TEXT SECTION ▸

But these observations are quick to note down in one’s log book. I think the times I am truly awoken from a sort of unconsciousness are when we walk. My dog is especially stubborn. She is a shihtzu, and she doesn’t shed. In the summers, it gets far too hot for her, so we have to carry her home most of the time. Because of this precedent, she has, for years, decided that her compass points in one direction. And, in that direction, we must walk as far as possible at whichever speed she most prefers. I must, therefore, carry her home. I don’t really mind. It only gets difficult when she wriggles in my arms so she can see in the direction we’re walking, rather than over my shoulder. So with this in mind, I’m sure you can imagine I’ve had a lot of time to think…

I’ve wondered about how other dog owners or trainers might view this behaviour. Your dog should obey you. Your dog should walk in the path you prescribe. But, it’s not that easy. She’s small. She has a heart problem. So, when she’s tired. I’ll carry her. She’s also especially nosey. She spies on what people do. She does her business for them, too. You should be flattered. I am not at my most flattering angles whilst cleaning up her mess, but one must. For instance, there is someone in my neighbourhood who never cleans up after their dog. I feel like that’s the most basic of contracts you make with your dog and society. You poop; therefore, I scoop. Additionally, I’m beginning to wonder if another of my neighbours has a small pony they walk. A small flowerbed could be fertilized. I know this borders on the side of a disturbing topic, but I don’t think we should be as taboo about this stuff. Maybe, then, my neighbours would pick up after their doggies. Also, before I begin my next thought, I do not want it to seem contradictory that I am saying poop should be less of a banned topic and also affirming that my neighbours should clean it. It’s basic hygiene guys. Do your do.

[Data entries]
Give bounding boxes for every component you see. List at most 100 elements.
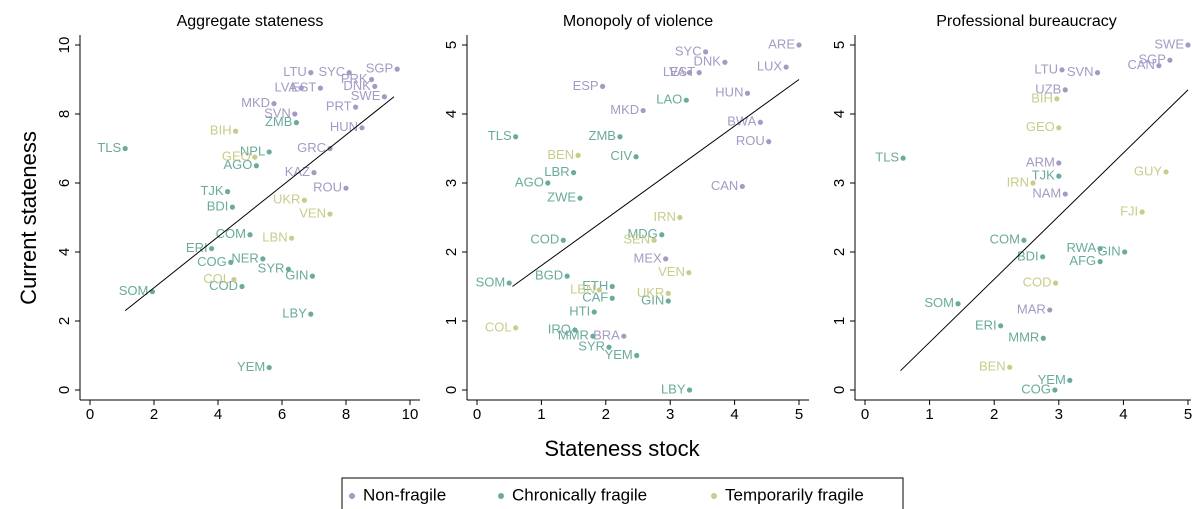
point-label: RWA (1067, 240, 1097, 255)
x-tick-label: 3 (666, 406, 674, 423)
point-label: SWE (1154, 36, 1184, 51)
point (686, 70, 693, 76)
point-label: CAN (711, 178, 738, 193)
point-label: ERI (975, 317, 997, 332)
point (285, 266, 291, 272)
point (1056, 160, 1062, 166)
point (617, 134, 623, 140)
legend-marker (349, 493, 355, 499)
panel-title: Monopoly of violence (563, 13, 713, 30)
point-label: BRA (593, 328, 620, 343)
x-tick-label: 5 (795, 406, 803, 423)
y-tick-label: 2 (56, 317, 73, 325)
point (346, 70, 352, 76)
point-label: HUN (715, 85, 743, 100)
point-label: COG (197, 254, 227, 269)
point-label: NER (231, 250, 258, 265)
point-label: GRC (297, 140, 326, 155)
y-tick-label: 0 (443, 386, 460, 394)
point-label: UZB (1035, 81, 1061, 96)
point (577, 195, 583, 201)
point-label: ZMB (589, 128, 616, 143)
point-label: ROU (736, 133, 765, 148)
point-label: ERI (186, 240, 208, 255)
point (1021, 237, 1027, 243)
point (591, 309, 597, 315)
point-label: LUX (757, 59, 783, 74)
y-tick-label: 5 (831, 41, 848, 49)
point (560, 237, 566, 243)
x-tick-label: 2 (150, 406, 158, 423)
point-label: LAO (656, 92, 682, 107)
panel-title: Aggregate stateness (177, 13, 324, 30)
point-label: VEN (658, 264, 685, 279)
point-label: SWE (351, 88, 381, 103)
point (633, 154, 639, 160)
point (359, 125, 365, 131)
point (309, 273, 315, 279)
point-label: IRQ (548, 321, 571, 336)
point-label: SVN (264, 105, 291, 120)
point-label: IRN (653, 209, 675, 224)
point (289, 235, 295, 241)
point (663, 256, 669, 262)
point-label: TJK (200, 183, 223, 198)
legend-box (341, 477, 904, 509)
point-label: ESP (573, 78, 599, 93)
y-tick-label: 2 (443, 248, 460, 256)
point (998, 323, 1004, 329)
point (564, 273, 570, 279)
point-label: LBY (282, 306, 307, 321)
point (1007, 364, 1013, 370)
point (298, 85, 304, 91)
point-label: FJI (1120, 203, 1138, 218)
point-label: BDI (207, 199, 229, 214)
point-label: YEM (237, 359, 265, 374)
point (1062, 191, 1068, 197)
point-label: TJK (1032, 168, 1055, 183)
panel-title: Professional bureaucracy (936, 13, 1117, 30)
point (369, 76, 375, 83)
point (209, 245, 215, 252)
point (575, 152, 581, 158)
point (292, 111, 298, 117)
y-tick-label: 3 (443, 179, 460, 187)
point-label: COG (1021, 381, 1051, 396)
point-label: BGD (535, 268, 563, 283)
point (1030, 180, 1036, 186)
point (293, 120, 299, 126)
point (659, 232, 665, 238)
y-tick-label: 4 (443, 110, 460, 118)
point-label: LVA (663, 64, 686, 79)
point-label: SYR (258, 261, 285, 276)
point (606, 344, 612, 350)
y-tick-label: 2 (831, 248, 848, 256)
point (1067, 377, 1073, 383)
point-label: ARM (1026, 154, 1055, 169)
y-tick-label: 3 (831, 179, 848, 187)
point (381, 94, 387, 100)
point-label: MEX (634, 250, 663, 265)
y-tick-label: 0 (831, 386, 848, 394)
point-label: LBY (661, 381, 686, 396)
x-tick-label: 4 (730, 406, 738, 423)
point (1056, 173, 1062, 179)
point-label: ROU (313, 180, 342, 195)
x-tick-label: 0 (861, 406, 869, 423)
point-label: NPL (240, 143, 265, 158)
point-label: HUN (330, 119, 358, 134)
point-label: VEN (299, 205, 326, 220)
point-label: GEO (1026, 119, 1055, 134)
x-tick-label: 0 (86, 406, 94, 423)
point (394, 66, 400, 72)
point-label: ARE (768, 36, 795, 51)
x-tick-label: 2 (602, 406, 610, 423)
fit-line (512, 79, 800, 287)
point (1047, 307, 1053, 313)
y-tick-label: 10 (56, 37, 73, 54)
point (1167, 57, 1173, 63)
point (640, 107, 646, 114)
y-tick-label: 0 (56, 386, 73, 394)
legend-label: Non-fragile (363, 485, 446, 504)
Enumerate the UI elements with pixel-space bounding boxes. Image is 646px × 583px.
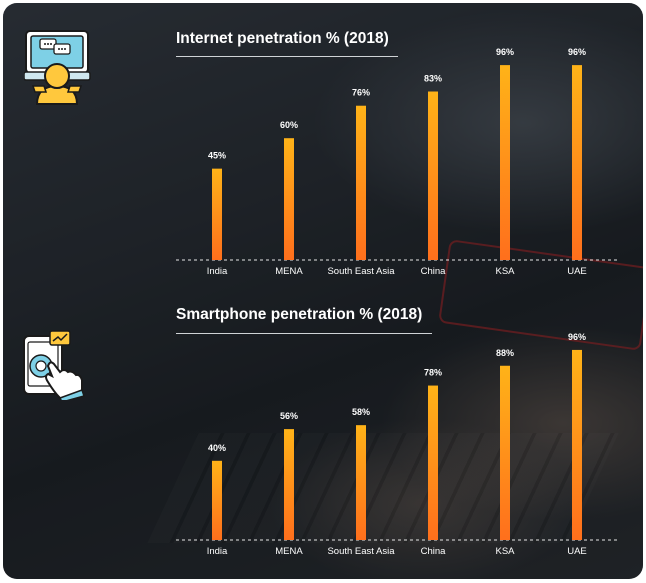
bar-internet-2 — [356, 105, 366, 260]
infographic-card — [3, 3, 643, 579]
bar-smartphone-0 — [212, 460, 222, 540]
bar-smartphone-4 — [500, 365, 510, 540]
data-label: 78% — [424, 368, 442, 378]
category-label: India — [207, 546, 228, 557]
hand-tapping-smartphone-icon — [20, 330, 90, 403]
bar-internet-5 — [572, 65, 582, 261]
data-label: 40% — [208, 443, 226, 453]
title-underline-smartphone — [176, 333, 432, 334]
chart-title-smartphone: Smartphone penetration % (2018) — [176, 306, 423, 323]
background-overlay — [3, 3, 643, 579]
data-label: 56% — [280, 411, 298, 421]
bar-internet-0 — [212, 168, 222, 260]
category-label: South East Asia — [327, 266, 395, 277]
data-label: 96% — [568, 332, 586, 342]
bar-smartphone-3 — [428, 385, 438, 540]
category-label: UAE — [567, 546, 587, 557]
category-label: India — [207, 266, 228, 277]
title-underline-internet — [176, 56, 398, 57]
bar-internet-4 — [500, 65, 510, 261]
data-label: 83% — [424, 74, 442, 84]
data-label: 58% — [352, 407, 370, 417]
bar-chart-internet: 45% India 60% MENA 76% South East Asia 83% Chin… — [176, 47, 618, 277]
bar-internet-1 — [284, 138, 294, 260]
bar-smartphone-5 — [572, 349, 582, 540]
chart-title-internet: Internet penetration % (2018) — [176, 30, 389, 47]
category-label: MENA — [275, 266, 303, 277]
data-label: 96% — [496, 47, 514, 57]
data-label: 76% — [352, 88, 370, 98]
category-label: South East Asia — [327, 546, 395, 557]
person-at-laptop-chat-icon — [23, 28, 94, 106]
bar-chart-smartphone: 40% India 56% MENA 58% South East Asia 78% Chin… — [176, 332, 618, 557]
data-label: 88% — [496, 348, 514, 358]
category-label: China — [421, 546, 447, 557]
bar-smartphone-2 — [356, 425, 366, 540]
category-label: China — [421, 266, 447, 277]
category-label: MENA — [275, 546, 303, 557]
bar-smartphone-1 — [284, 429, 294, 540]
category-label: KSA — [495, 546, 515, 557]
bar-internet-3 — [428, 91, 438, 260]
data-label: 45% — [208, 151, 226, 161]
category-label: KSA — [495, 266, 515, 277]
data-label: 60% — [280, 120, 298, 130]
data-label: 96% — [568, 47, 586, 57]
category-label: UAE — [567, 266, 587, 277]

EXERCISE 1 ▸
Answer these questions about the dog-walking text:
(a) What breed is the dog?
(b) What health problem does the dog have?
(c) What animal does the writer suspect one neighbor might be walking?
EXERCISE 2 ▸ Can you copy the lines of the data entries starting with the line that contains "bar-internet-2 — [356, 105, 366, 260]" and going on through the line that contains "title-underline-smartphone — [176, 333, 432, 334]"?

COMPLETE OUTPUT 1 ▸
(a) A shihtzu.
(b) A heart problem.
(c) A small pony.

COMPLETE OUTPUT 2 ▸
bar-internet-2 — [356, 105, 366, 260]
infographic-card — [3, 3, 643, 579]
bar-smartphone-0 — [212, 460, 222, 540]
bar-smartphone-4 — [500, 365, 510, 540]
data-label: 78% — [424, 368, 442, 378]
category-label: India — [207, 546, 228, 557]
hand-tapping-smartphone-icon — [20, 330, 90, 403]
bar-internet-5 — [572, 65, 582, 261]
data-label: 40% — [208, 443, 226, 453]
title-underline-smartphone — [176, 333, 432, 334]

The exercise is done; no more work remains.